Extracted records

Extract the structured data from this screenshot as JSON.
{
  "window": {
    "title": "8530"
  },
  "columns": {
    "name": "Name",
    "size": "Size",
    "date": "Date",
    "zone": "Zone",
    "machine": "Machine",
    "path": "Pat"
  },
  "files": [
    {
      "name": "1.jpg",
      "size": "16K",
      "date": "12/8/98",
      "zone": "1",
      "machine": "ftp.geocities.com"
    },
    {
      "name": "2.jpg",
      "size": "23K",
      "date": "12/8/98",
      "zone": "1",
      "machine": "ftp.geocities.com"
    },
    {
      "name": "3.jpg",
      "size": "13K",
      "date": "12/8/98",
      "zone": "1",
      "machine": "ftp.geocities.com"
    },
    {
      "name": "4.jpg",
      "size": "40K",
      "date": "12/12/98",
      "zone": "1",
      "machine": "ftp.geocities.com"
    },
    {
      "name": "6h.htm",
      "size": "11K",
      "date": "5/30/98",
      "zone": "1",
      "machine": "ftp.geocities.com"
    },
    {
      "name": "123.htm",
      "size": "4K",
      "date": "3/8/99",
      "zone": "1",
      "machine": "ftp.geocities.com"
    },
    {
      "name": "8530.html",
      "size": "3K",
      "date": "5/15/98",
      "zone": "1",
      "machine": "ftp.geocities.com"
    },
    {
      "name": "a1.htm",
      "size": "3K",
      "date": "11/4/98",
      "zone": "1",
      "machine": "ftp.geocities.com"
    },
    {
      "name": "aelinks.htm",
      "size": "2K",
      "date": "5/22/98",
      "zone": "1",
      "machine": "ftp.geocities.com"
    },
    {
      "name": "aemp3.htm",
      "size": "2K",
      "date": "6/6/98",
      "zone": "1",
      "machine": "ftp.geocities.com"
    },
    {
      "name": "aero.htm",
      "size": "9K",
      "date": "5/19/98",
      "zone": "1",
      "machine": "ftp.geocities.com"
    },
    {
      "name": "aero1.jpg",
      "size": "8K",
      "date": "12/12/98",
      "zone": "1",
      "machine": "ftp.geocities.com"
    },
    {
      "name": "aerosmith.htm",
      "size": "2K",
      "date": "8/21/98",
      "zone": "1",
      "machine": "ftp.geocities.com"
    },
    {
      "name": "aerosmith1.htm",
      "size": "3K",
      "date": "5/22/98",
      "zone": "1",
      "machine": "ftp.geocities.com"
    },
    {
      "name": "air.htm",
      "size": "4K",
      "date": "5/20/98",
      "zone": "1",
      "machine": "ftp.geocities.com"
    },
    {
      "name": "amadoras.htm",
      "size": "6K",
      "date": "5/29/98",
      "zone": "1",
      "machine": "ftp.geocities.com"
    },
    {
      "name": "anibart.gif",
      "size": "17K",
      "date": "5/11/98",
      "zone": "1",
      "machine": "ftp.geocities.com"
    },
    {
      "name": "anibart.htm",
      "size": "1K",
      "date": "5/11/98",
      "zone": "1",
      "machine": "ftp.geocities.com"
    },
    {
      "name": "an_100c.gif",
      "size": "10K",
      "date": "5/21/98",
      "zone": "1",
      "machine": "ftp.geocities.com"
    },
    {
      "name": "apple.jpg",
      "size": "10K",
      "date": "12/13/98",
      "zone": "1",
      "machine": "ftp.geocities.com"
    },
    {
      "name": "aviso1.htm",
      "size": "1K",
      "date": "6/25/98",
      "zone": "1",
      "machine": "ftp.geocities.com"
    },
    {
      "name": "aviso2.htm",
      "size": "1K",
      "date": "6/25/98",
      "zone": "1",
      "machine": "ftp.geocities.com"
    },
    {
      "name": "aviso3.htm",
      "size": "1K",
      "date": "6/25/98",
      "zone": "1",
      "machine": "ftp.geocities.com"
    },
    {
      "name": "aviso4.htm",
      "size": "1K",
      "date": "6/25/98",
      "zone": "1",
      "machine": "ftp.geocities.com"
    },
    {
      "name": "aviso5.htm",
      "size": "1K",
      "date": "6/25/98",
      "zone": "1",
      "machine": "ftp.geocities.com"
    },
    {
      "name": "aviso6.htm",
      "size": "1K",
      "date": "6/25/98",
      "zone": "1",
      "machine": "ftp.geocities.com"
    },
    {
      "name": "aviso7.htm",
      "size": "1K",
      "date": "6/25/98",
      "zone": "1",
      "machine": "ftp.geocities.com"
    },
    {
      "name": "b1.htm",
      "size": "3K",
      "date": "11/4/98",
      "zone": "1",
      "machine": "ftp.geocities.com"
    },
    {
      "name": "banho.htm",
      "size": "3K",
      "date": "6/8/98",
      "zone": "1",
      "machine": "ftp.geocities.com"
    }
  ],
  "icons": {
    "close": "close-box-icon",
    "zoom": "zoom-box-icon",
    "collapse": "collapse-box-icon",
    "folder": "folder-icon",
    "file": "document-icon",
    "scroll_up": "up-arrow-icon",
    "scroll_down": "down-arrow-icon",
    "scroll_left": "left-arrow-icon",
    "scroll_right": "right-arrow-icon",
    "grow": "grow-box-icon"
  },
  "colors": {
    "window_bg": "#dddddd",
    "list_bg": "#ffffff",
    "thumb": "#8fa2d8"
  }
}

#### [Aim of the exercise]
Repeat all entries. Match them exactly.

#### [Written solution]
Extract the structured data from this screenshot as JSON.
{
  "window": {
    "title": "8530"
  },
  "columns": {
    "name": "Name",
    "size": "Size",
    "date": "Date",
    "zone": "Zone",
    "machine": "Machine",
    "path": "Pat"
  },
  "files": [
    {
      "name": "1.jpg",
      "size": "16K",
      "date": "12/8/98",
      "zone": "1",
      "machine": "ftp.geocities.com"
    },
    {
      "name": "2.jpg",
      "size": "23K",
      "date": "12/8/98",
      "zone": "1",
      "machine": "ftp.geocities.com"
    },
    {
      "name": "3.jpg",
      "size": "13K",
      "date": "12/8/98",
      "zone": "1",
      "machine": "ftp.geocities.com"
    },
    {
      "name": "4.jpg",
      "size": "40K",
      "date": "12/12/98",
      "zone": "1",
      "machine": "ftp.geocities.com"
    },
    {
      "name": "6h.htm",
      "size": "11K",
      "date": "5/30/98",
      "zone": "1",
      "machine": "ftp.geocities.com"
    },
    {
      "name": "123.htm",
      "size": "4K",
      "date": "3/8/99",
      "zone": "1",
      "machine": "ftp.geocities.com"
    },
    {
      "name": "8530.html",
      "size": "3K",
      "date": "5/15/98",
      "zone": "1",
      "machine": "ftp.geocities.com"
    },
    {
      "name": "a1.htm",
      "size": "3K",
      "date": "11/4/98",
      "zone": "1",
      "machine": "ftp.geocities.com"
    },
    {
      "name": "aelinks.htm",
      "size": "2K",
      "date": "5/22/98",
      "zone": "1",
      "machine": "ftp.geocities.com"
    },
    {
      "name": "aemp3.htm",
      "size": "2K",
      "date": "6/6/98",
      "zone": "1",
      "machine": "ftp.geocities.com"
    },
    {
      "name": "aero.htm",
      "size": "9K",
      "date": "5/19/98",
      "zone": "1",
      "machine": "ftp.geocities.com"
    },
    {
      "name": "aero1.jpg",
      "size": "8K",
      "date": "12/12/98",
      "zone": "1",
      "machine": "ftp.geocities.com"
    },
    {
      "name": "aerosmith.htm",
      "size": "2K",
      "date": "8/21/98",
      "zone": "1",
      "machine": "ftp.geocities.com"
    },
    {
      "name": "aerosmith1.htm",
      "size": "3K",
      "date": "5/22/98",
      "zone": "1",
      "machine": "ftp.geocities.com"
    },
    {
      "name": "air.htm",
      "size": "4K",
      "date": "5/20/98",
      "zone": "1",
      "machine": "ftp.geocities.com"
    },
    {
      "name": "amadoras.htm",
      "size": "6K",
      "date": "5/29/98",
      "zone": "1",
      "machine": "ftp.geocities.com"
    },
    {
      "name": "anibart.gif",
      "size": "17K",
      "date": "5/11/98",
      "zone": "1",
      "machine": "ftp.geocities.com"
    },
    {
      "name": "anibart.htm",
      "size": "1K",
      "date": "5/11/98",
      "zone": "1",
      "machine": "ftp.geocities.com"
    },
    {
      "name": "an_100c.gif",
      "size": "10K",
      "date": "5/21/98",
      "zone": "1",
      "machine": "ftp.geocities.com"
    },
    {
      "name": "apple.jpg",
      "size": "10K",
      "date": "12/13/98",
      "zone": "1",
      "machine": "ftp.geocities.com"
    },
    {
      "name": "aviso1.htm",
      "size": "1K",
      "date": "6/25/98",
      "zone": "1",
      "machine": "ftp.geocities.com"
    },
    {
      "name": "aviso2.htm",
      "size": "1K",
      "date": "6/25/98",
      "zone": "1",
      "machine": "ftp.geocities.com"
    },
    {
      "name": "aviso3.htm",
      "size": "1K",
      "date": "6/25/98",
      "zone": "1",
      "machine": "ftp.geocities.com"
    },
    {
      "name": "aviso4.htm",
      "size": "1K",
      "date": "6/25/98",
      "zone": "1",
      "machine": "ftp.geocities.com"
    },
    {
      "name": "aviso5.htm",
      "size": "1K",
      "date": "6/25/98",
      "zone": "1",
      "machine": "ftp.geocities.com"
    },
    {
      "name": "aviso6.htm",
      "size": "1K",
      "date": "6/25/98",
      "zone": "1",
      "machine": "ftp.geocities.com"
    },
    {
      "name": "aviso7.htm",
      "size": "1K",
      "date": "6/25/98",
      "zone": "1",
      "machine": "ftp.geocities.com"
    },
    {
      "name": "b1.htm",
      "size": "3K",
      "date": "11/4/98",
      "zone": "1",
      "machine": "ftp.geocities.com"
    },
    {
      "name": "banho.htm",
      "size": "3K",
      "date": "6/8/98",
      "zone": "1",
      "machine": "ftp.geocities.com"
    }
  ],
  "icons": {
    "close": "close-box-icon",
    "zoom": "zoom-box-icon",
    "collapse": "collapse-box-icon",
    "folder": "folder-icon",
    "file": "document-icon",
    "scroll_up": "up-arrow-icon",
    "scroll_down": "down-arrow-icon",
    "scroll_left": "left-arrow-icon",
    "scroll_right": "right-arrow-icon",
    "grow": "grow-box-icon"
  },
  "colors": {
    "window_bg": "#dddddd",
    "list_bg": "#ffffff",
    "thumb": "#8fa2d8"
  }
}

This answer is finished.